--- Exercise instructions ---
Copy the data that follows, character for character, minus the pictures.

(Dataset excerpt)
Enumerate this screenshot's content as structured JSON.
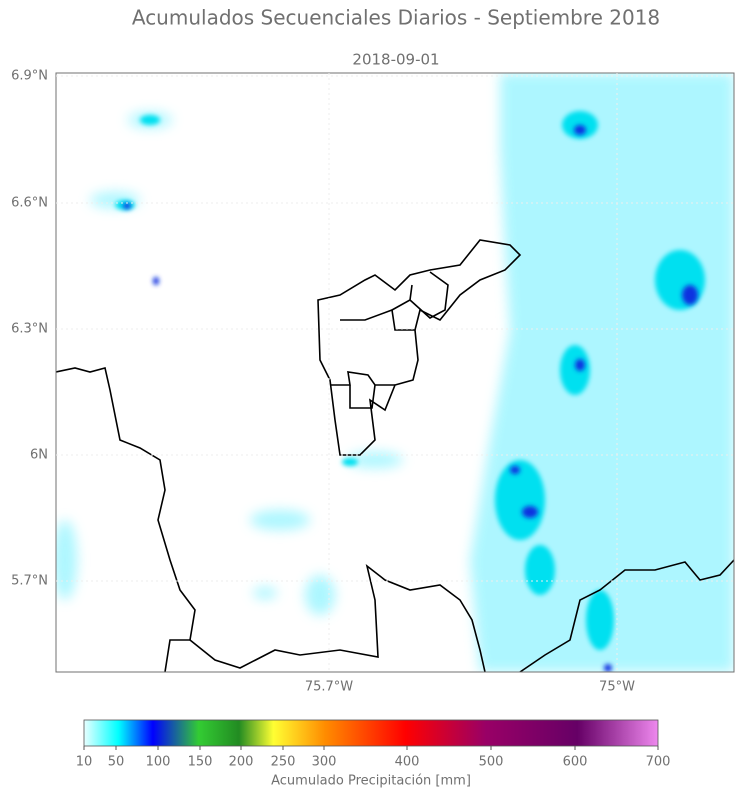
{
  "title": "Acumulados Secuenciales Diarios - Septiembre 2018",
  "subtitle": "2018-09-01",
  "lat_ticks": [
    "6.9°N",
    "6.6°N",
    "6.3°N",
    "6N",
    "5.7°N"
  ],
  "lon_ticks": [
    "75.7°W",
    "75°W"
  ],
  "colorbar": {
    "ticks": [
      10,
      50,
      100,
      150,
      200,
      250,
      300,
      400,
      500,
      600,
      700
    ],
    "label": "Acumulado Precipitación [mm]"
  }
}
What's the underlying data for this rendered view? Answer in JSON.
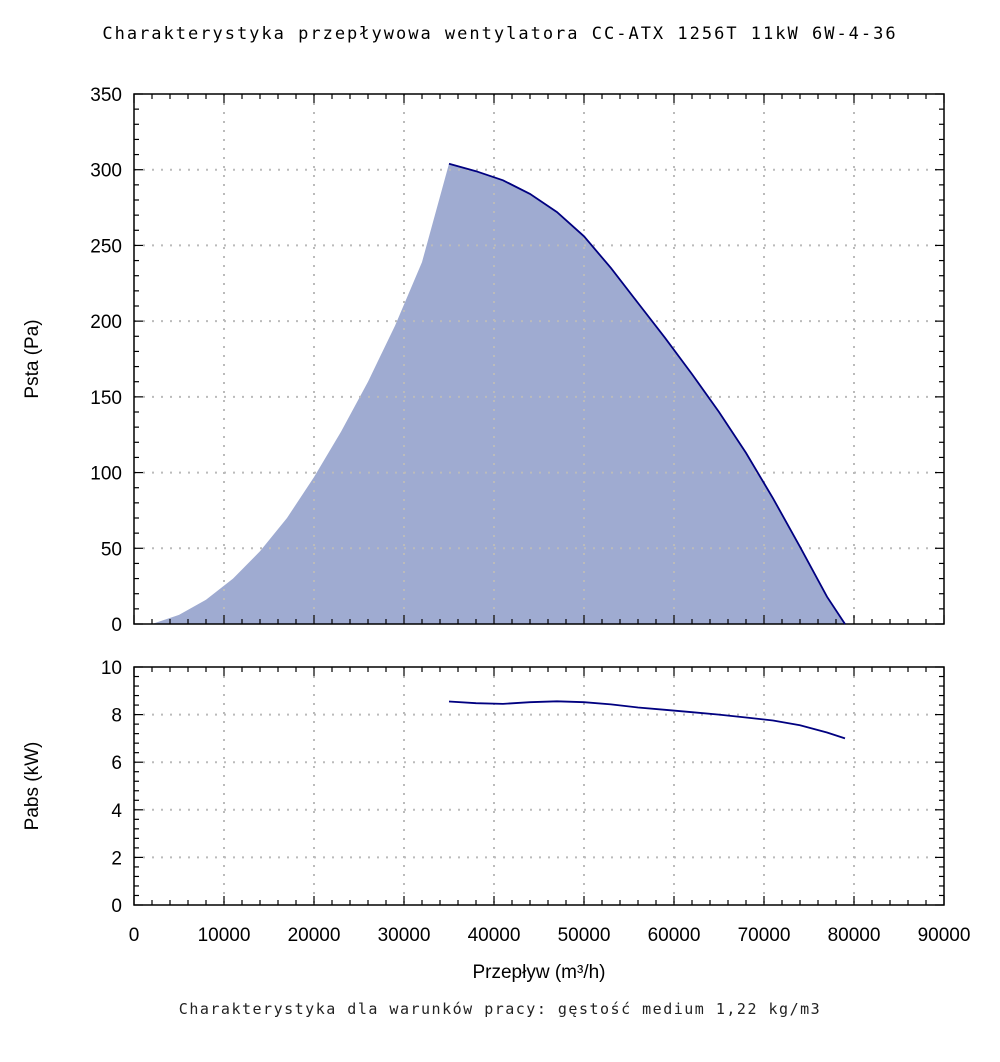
{
  "title": "Charakterystyka przepływowa wentylatora CC-ATX 1256T 11kW 6W-4-36",
  "footer": "Charakterystyka dla warunków pracy: gęstość medium 1,22 kg/m3",
  "chart_data": [
    {
      "type": "area",
      "ylabel": "Psta (Pa)",
      "xlim": [
        0,
        90000
      ],
      "ylim": [
        0,
        350
      ],
      "yticks": [
        0,
        50,
        100,
        150,
        200,
        250,
        300,
        350
      ],
      "grid": true,
      "fill_color": "#9fabd1",
      "line_color": "#000080",
      "system_curve": {
        "x": [
          2000,
          5000,
          8000,
          11000,
          14000,
          17000,
          20000,
          23000,
          26000,
          29000,
          32000,
          35000
        ],
        "y": [
          0,
          6,
          16,
          30,
          48,
          70,
          97,
          127,
          160,
          197,
          239,
          304
        ]
      },
      "series": [
        {
          "x": [
            35000,
            38000,
            41000,
            44000,
            47000,
            50000,
            53000,
            56000,
            59000,
            62000,
            65000,
            68000,
            71000,
            74000,
            77000,
            79000
          ],
          "y": [
            304,
            299,
            293,
            284,
            272,
            256,
            235,
            212,
            189,
            165,
            140,
            113,
            83,
            51,
            18,
            0
          ]
        }
      ]
    },
    {
      "type": "line",
      "xlabel": "Przepływ (m³/h)",
      "ylabel": "Pabs (kW)",
      "xlim": [
        0,
        90000
      ],
      "ylim": [
        0,
        10
      ],
      "xticks": [
        0,
        10000,
        20000,
        30000,
        40000,
        50000,
        60000,
        70000,
        80000,
        90000
      ],
      "yticks": [
        0,
        2,
        4,
        6,
        8,
        10
      ],
      "grid": true,
      "line_color": "#000080",
      "series": [
        {
          "x": [
            35000,
            38000,
            41000,
            44000,
            47000,
            50000,
            53000,
            56000,
            59000,
            62000,
            65000,
            68000,
            71000,
            74000,
            77000,
            79000
          ],
          "y": [
            8.55,
            8.48,
            8.45,
            8.52,
            8.56,
            8.52,
            8.43,
            8.3,
            8.2,
            8.1,
            8.0,
            7.88,
            7.75,
            7.55,
            7.25,
            7.0
          ]
        }
      ]
    }
  ]
}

--- Output for this exercise ---
Enumerate this screenshot's content as structured JSON.
{
  "title": "Acumulados Secuenciales Diarios - Septiembre 2018",
  "subtitle": "2018-09-01",
  "lat_ticks": [
    "6.9°N",
    "6.6°N",
    "6.3°N",
    "6N",
    "5.7°N"
  ],
  "lon_ticks": [
    "75.7°W",
    "75°W"
  ],
  "colorbar": {
    "ticks": [
      10,
      50,
      100,
      150,
      200,
      250,
      300,
      400,
      500,
      600,
      700
    ],
    "label": "Acumulado Precipitación [mm]"
  }
}
What's the underlying data for this rendered view? Answer in JSON.
{
  "title": "Charakterystyka przepływowa wentylatora CC-ATX 1256T 11kW 6W-4-36",
  "footer": "Charakterystyka dla warunków pracy: gęstość medium 1,22 kg/m3",
  "chart_data": [
    {
      "type": "area",
      "ylabel": "Psta (Pa)",
      "xlim": [
        0,
        90000
      ],
      "ylim": [
        0,
        350
      ],
      "yticks": [
        0,
        50,
        100,
        150,
        200,
        250,
        300,
        350
      ],
      "grid": true,
      "fill_color": "#9fabd1",
      "line_color": "#000080",
      "system_curve": {
        "x": [
          2000,
          5000,
          8000,
          11000,
          14000,
          17000,
          20000,
          23000,
          26000,
          29000,
          32000,
          35000
        ],
        "y": [
          0,
          6,
          16,
          30,
          48,
          70,
          97,
          127,
          160,
          197,
          239,
          304
        ]
      },
      "series": [
        {
          "x": [
            35000,
            38000,
            41000,
            44000,
            47000,
            50000,
            53000,
            56000,
            59000,
            62000,
            65000,
            68000,
            71000,
            74000,
            77000,
            79000
          ],
          "y": [
            304,
            299,
            293,
            284,
            272,
            256,
            235,
            212,
            189,
            165,
            140,
            113,
            83,
            51,
            18,
            0
          ]
        }
      ]
    },
    {
      "type": "line",
      "xlabel": "Przepływ (m³/h)",
      "ylabel": "Pabs (kW)",
      "xlim": [
        0,
        90000
      ],
      "ylim": [
        0,
        10
      ],
      "xticks": [
        0,
        10000,
        20000,
        30000,
        40000,
        50000,
        60000,
        70000,
        80000,
        90000
      ],
      "yticks": [
        0,
        2,
        4,
        6,
        8,
        10
      ],
      "grid": true,
      "line_color": "#000080",
      "series": [
        {
          "x": [
            35000,
            38000,
            41000,
            44000,
            47000,
            50000,
            53000,
            56000,
            59000,
            62000,
            65000,
            68000,
            71000,
            74000,
            77000,
            79000
          ],
          "y": [
            8.55,
            8.48,
            8.45,
            8.52,
            8.56,
            8.52,
            8.43,
            8.3,
            8.2,
            8.1,
            8.0,
            7.88,
            7.75,
            7.55,
            7.25,
            7.0
          ]
        }
      ]
    }
  ]
}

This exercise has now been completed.